▶ [Written problem]:
Give the number of lines containing the word "JSON" and nothing more.

▶ [Task input]:
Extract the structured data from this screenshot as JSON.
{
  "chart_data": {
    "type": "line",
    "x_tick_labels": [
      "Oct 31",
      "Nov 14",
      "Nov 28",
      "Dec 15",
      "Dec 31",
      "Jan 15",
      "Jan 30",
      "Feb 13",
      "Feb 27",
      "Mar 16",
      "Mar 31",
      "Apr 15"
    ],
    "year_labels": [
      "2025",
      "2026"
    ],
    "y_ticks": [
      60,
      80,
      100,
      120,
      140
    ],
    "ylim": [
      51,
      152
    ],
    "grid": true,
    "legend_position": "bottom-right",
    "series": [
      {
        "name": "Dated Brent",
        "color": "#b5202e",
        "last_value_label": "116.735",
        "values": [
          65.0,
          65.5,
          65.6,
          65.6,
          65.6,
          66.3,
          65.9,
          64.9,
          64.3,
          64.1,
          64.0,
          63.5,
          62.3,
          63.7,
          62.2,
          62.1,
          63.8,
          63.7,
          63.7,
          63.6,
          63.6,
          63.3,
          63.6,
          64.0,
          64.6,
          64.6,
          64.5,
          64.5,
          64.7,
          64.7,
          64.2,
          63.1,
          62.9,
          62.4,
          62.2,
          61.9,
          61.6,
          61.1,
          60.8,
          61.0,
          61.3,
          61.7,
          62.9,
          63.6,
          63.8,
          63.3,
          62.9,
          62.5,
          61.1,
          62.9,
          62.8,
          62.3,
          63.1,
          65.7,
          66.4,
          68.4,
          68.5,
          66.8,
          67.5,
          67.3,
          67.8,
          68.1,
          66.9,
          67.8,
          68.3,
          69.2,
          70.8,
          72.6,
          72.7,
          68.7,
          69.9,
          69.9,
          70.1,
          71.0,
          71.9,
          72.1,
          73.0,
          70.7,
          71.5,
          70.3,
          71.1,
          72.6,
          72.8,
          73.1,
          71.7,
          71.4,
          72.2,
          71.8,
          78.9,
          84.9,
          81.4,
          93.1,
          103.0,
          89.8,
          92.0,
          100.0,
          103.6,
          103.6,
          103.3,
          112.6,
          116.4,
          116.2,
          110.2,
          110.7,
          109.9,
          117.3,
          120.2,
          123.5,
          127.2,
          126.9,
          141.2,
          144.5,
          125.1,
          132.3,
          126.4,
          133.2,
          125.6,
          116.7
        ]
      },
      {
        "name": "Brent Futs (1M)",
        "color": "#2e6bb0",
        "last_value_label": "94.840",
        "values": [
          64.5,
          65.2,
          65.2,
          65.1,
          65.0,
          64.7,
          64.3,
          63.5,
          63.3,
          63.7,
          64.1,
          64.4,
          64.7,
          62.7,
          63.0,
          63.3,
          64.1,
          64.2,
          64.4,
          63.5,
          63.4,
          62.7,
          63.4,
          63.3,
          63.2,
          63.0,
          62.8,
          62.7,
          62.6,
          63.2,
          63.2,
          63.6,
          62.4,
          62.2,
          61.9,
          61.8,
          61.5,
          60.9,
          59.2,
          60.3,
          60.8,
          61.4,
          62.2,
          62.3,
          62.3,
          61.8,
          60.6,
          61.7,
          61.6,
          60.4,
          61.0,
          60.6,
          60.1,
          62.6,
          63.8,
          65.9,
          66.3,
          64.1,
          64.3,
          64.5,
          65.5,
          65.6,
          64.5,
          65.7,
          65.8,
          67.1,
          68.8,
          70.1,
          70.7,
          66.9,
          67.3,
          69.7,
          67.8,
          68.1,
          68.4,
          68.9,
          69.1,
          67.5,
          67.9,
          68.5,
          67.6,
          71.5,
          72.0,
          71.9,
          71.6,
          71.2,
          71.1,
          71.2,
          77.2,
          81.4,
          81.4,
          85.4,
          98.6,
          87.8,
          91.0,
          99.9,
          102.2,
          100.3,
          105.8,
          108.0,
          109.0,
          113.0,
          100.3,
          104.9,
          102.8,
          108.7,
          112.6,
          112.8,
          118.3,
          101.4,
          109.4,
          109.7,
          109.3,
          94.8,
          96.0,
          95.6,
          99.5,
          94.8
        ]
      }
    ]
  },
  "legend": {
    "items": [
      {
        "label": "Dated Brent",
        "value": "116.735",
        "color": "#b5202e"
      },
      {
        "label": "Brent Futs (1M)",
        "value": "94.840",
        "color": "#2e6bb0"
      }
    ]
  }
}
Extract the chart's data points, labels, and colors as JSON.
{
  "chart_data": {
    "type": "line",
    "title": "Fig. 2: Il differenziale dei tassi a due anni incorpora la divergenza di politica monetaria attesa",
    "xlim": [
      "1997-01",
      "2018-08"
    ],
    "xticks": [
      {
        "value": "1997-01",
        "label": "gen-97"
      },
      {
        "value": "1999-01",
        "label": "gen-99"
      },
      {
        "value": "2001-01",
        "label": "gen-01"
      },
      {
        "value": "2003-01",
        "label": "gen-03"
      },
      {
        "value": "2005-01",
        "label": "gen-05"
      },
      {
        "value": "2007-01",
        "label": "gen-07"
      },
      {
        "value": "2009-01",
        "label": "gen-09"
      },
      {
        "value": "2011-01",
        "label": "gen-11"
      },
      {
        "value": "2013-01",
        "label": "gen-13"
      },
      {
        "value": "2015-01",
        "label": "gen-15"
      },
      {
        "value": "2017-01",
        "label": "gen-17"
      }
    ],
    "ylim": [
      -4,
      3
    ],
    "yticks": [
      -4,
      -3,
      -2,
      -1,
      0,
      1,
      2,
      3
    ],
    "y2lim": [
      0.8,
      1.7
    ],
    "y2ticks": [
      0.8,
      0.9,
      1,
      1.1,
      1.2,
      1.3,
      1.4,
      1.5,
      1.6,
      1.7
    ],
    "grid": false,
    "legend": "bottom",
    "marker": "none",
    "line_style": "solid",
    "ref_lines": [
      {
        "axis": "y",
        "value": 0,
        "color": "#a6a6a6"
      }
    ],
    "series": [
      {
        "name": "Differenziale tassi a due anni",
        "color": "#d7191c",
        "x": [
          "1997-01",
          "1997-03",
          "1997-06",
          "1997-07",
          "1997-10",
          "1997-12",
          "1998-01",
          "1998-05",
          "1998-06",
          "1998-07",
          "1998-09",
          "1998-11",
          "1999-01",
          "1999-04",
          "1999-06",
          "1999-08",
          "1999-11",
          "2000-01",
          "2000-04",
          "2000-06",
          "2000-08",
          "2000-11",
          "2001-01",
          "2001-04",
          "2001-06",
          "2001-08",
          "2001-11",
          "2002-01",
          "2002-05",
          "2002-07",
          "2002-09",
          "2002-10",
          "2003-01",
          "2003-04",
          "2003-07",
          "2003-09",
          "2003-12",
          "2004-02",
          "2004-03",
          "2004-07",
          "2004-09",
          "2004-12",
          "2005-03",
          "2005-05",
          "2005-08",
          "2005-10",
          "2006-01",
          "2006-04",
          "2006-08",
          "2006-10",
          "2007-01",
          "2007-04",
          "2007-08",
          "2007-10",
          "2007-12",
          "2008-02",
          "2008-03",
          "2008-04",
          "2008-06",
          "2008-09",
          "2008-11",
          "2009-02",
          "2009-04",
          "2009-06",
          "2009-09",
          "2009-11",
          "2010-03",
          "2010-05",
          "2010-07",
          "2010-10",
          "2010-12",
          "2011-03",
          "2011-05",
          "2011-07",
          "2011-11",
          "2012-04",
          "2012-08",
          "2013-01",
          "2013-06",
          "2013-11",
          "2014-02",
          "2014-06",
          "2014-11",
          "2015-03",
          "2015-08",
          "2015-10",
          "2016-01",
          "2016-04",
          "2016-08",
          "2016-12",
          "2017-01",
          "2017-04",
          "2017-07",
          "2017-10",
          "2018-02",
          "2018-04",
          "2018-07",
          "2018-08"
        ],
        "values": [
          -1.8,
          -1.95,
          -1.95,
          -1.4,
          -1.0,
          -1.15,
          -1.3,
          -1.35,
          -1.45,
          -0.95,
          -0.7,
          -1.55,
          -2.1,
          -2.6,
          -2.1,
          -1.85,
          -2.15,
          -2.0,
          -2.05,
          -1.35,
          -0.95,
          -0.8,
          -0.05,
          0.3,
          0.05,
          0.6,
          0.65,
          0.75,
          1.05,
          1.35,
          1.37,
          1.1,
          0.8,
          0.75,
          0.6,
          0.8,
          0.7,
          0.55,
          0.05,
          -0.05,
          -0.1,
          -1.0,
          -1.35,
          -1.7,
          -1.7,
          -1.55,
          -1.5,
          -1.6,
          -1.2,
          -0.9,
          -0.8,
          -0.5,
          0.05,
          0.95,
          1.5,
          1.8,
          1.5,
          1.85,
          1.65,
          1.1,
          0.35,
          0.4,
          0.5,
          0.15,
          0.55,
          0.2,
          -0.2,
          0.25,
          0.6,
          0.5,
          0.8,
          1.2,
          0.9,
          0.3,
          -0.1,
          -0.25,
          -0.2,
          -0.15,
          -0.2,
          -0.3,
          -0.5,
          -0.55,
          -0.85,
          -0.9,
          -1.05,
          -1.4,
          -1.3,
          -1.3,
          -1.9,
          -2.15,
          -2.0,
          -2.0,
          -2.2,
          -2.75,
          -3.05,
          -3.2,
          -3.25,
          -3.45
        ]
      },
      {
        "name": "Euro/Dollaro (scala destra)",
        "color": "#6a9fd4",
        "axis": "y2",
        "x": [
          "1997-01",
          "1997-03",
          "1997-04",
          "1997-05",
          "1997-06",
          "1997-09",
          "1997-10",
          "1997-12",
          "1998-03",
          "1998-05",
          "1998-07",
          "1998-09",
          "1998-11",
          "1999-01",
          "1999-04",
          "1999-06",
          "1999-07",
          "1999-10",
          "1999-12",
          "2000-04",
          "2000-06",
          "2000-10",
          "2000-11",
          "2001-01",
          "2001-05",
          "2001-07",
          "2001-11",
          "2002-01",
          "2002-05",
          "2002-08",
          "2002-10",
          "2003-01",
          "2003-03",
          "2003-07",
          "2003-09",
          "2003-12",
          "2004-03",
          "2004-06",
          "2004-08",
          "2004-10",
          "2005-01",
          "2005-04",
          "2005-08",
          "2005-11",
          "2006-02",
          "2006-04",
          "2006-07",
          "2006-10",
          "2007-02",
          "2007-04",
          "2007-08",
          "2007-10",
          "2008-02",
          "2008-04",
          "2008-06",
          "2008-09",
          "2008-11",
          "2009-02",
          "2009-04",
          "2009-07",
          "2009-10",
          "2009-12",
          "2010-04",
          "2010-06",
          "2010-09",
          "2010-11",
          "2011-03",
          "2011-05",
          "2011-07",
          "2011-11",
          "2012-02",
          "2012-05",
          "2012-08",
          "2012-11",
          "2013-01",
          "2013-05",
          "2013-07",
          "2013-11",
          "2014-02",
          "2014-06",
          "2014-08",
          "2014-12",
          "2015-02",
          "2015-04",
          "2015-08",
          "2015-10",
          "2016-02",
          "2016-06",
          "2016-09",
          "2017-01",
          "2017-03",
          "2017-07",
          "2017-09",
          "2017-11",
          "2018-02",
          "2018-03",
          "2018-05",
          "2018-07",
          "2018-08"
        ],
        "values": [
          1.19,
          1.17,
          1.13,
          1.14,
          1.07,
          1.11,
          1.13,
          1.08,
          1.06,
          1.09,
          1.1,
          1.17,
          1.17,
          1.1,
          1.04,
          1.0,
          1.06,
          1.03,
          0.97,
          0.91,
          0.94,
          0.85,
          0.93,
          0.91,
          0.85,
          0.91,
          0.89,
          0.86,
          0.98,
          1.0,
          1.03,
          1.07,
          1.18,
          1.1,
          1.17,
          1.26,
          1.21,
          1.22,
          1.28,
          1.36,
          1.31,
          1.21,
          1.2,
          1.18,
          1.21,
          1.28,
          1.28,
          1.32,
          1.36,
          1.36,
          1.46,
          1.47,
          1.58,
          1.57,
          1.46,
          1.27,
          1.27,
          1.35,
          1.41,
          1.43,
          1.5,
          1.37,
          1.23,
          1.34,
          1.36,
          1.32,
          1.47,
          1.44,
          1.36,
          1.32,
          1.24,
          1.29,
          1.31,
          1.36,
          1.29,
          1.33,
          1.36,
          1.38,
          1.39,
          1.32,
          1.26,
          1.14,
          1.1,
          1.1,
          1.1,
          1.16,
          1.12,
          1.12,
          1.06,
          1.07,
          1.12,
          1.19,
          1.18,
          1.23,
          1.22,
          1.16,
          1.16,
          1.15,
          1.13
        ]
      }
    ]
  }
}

▶ [Answer to the exercise]:
2